§ TASK DESCRIPTION
Show all lines from the data that include the word "texts".

§ RECORDS TO PROCESS
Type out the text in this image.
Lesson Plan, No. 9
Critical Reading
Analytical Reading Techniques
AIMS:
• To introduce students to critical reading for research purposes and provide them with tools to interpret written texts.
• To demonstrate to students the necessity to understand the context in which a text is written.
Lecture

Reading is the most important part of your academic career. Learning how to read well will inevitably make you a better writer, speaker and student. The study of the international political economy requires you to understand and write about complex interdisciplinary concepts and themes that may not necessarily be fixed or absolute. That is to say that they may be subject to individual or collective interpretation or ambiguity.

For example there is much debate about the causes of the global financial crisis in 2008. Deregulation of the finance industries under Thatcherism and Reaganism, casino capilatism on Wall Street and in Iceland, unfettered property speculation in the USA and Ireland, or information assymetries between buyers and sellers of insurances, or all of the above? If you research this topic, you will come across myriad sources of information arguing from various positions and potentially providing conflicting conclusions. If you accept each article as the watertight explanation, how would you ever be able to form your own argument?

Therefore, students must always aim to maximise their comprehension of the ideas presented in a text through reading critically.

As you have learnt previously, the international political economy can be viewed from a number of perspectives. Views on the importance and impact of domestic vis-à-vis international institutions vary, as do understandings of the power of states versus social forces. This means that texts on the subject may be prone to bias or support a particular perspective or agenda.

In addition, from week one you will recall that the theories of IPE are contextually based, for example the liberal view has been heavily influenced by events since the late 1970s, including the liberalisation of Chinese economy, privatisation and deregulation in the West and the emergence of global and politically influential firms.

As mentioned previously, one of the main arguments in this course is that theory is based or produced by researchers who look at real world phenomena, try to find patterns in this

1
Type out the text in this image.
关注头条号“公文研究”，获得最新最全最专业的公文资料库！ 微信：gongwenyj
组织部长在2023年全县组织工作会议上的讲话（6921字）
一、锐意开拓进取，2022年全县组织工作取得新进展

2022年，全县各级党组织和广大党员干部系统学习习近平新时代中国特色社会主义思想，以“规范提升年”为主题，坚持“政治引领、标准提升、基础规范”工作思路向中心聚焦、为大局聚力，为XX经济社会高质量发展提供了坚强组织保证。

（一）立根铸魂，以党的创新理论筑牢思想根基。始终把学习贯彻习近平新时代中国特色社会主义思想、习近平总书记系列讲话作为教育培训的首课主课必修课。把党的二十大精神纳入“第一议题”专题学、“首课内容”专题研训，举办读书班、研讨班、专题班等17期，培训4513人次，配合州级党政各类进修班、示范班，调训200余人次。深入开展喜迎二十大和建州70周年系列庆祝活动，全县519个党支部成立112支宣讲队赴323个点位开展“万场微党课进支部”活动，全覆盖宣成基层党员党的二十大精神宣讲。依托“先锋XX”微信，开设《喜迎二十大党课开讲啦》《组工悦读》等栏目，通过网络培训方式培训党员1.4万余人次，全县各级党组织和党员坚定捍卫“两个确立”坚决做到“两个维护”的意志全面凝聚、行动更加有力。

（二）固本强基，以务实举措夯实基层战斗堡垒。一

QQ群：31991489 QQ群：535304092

§ REPLY TO THE TASK
• To introduce students to critical reading for research purposes and provide them with tools to interpret written texts.
As you have learnt previously, the international political economy can be viewed from a number of perspectives. Views on the importance and impact of domestic vis-à-vis international institutions vary, as do understandings of the power of states versus social forces. This means that texts on the subject may be prone to bias or support a particular perspective or agenda.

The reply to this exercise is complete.